Problem details:
Write out every record in full, exactly as written, please.

[Data excerpts]

───

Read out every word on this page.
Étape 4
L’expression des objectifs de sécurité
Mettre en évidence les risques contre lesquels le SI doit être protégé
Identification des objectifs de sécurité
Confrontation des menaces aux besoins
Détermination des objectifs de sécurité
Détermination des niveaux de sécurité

───

Solution for this problem:
Read out every word on this page.
Étape 4
L’expression des objectifs de sécurité
Mettre en évidence les risques contre lesquels le SI doit être protégé
Identification des objectifs de sécurité
Confrontation des menaces aux besoins
Détermination des objectifs de sécurité
Détermination des niveaux de sécurité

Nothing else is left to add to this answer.